**TEXTAUSSCHNITT**:
Seat Ibiza 1.5 TSI vs. Skoda Fabia 1.5 TSIDie Profis

Arne Olerth

 · 10.01.2023

Seat Ibiza 1.5 TSI vs. Skoda Fabia 1.5 TSI: Die ProfisFoto: Jan Bürgermeister

Kleinwagen vom Schlage eines Seat Ibiza oder Skoda Fabia haben die Pubertät längst hinter sich, bieten vollwertige Qualitäten. Gerade mit dem 150-PS-TSI taugen sie durchaus auch als Erstwagen. Welcher Mini aber ist besser?

Das Bild trügt: Längsdynamisch fährt der Fabia dem Ibiza davon. Doch auf kurvigem Geläuf wendet sich das Blatt. Hier läuft der feurige Spanier zur Höchstform auf, zeigt dem Skoda frech die Rücklichter. Er serviert einen Fahrspaß der Extraklasse
Foto: Jan Bürgermeister

Wieviel Auto braucht der Mensch? Bisher war die Frage relativ einfach zu beantworten: Für die meisten Anforderungen – sei es die Fahrt zur Arbeit oder der Wochenendausflug zu Tante Käthe – reicht ein Auto der Kompaktklasse völlig aus. Der gigantische Erfolg des Volkswagen Golf untermauert diese These. Mehr Auto freilich geht immer, logisch, belastet den Geldbeutel aber auch stärker. Mit besonders attraktiven Preisen freilich buhlen die Kleinwagen am anderen Ende der Skala um die Gunst des Kunden, denen in der Regel aber nur Fahrten über kürzere Distanzen zugestanden werden. Doch mittlerweile bieten gerade die Minis aus dem Volkswagen-Konzern überzeugende Erstwagen-Qualitäten – erst recht seit dem Überschreiten der Viermeter-Marke. Damit übertrumpfen sie sogar die ersten drei Generationen des Wolfsburger Bestsellers Golf. Mit erwachsenem Fahrverhalten, komfortablem Raumangebot und modernen Assistenten füllen sie die heimliche Rolle der „neuen Kompaktklasse“ aus, bringen manchen Kaufinteressenten ins Grübeln. Steckt zudem ein souveräner Antrieb unter der Haube, der gerade bei Langstreckefahrten ungemein entspannend wirkt, untermauern die Kleinsten ihren Erstwagen-Anspruch zusätzlich. Ob sie dieses hehre Ziel tatsächlich erfüllen, soll der Vergleichstest von Seat Ibiza und Skoda Fabia klären.

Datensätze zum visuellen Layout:
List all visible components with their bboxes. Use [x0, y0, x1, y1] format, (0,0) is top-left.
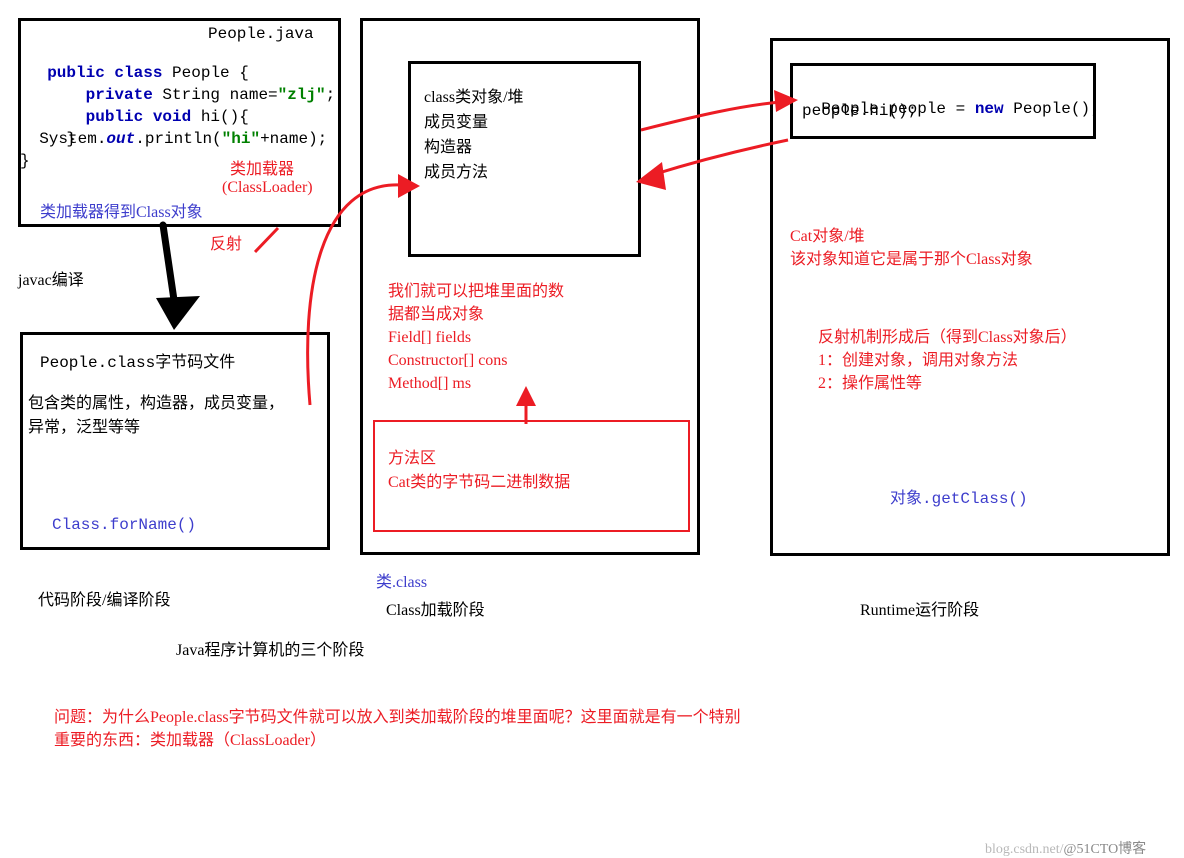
- bytecode-title: People.class字节码文件: [40, 352, 235, 374]
- classloader-en: (ClassLoader): [222, 179, 313, 197]
- class-forname: Class.forName(): [52, 514, 196, 536]
- javac-label: javac编译: [18, 266, 84, 290]
- heap-l4: 成员方法: [424, 158, 488, 182]
- code-line-6: }: [20, 150, 30, 172]
- question-text: 问题：为什么People.class字节码文件就可以放入到类加载阶段的堆里面呢？…: [54, 706, 741, 752]
- heap-l3: 构造器: [424, 133, 472, 157]
- stage3-label: Runtime运行阶段: [860, 596, 979, 620]
- reflect-after: 反射机制形成后（得到Class对象后） 1：创建对象，调用对象方法 2：操作属性…: [818, 326, 1077, 395]
- stage2-label: Class加载阶段: [386, 596, 485, 620]
- classloader-label: 类加载器: [230, 155, 294, 179]
- bytecode-body: 包含类的属性，构造器，成员变量， 异常，泛型等等: [28, 392, 284, 440]
- classloader-gets: 类加载器得到Class对象: [40, 198, 203, 222]
- code-line-5: }: [28, 128, 76, 150]
- class-dot-class: 类.class: [376, 568, 427, 592]
- runtime-code-l2: people.hi();: [802, 100, 917, 122]
- watermark: blog.csdn.net/@51CTO博客: [978, 822, 1146, 858]
- heap-l2: 成员变量: [424, 108, 488, 132]
- cat-note: Cat对象/堆 该对象知道它是属于那个Class对象: [790, 225, 1033, 271]
- getclass-label: 对象.getClass(): [890, 488, 1028, 510]
- stage1-label: 代码阶段/编译阶段: [38, 586, 170, 610]
- three-stages-label: Java程序计算机的三个阶段: [176, 636, 364, 660]
- reflect-label: 反射: [210, 230, 242, 254]
- method-area-l2: Cat类的字节码二进制数据: [388, 468, 570, 492]
- heap-l1: class类对象/堆: [424, 83, 524, 107]
- heap-explain: 我们就可以把堆里面的数 据都当成对象 Field[] fields Constr…: [388, 280, 564, 395]
- method-area-l1: 方法区: [388, 444, 436, 468]
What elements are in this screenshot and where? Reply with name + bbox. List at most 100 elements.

**AUFGABE**: Führe den Testbericht zu Seat Ibiza und Skoda Fabia im Anschluss an seinen letzten Satz fort.

**SCHRIFTLICHE ANTWORT**:
1.5 TSI: der Souverän für die Langstrecke

„Moment“, höre ich Sie rufen, „was ist mit dem Polo?“ Richtig, Wolfsburgs Kleiner ist die Referenz in diesem Segment. Doch baten wir gezielt die Varianten mit dem potenten 1.5-TSI-Vierzylinder (150 PS) zum Test – und der ist aktuell für den Polo nicht verfügbar. Schade, klafft so doch eine große Lücke zwischen dem universellen 110-PS-Dreizylinder und dem heißblütigen Zwoliter-TSI mit 207 PS im Polo GTI.

Volkswagen verweist Interessenten des 1.5 TSI in der Viermeter-Klasse an die hemds-ärmeligen Brüder des Polo – das City-SUV T-Cross und seinen Coupé-Bruder Taigo. Wir aber kehren zum Vergleichstest zurück und fokussieren uns auf die Import-Minis des Volkswagen-Konzerns, die letztes Jahr erneuert wurden – sei es durch ein Facelift (Ibiza) oder gleich durch eine ganz neue Modellgeneration (Fabia). Wie viel Spaß diese Klasse wirklich bietet, wird schon beim ersten Blick auf unsere beiden Probanden klar: Graue Zweckmäßigkeitstristesse gibt´s hier nicht. Der Ibiza etwa spielt als feuriger Ibero-Sportler auf. Seine dynamisch gezeichnete Front mit spitz nach innen gepfeilten LED-Scheinwerfern, schwarzen Spiegeln und Schwelleraufsätzen sowie satten 18-Zöllern, in denen rote Bremssättel aufblitzen, sorgen schon im Stand für einen beschleunigten Puls. Der eigentliche Eyecatcher aber sitzt hinten: Ein Dachkantenspoiler aus Sicht-Carbon krönt den Auftritt des Ibiza. Seat bietet den 150-PS-Topmotor nur mit DSG und exklusiv in der sportlichen FR-Toplinie (26.610 Euro) an, die hier mit dem Carbon-Pack (Spoiler, Schwelleraufsätze; 1.390 Euro) und dem Design-Paket FR (rote Bremssättel, 15-Millimeter-Tieferlegung , verstellbare Dämpfer, zweifarbige Gurte; 660 Euro) verfeinert wurden. Die glanzgedrehten 18-Zöller schlagen mit weiteren 700 Euro zu Buche.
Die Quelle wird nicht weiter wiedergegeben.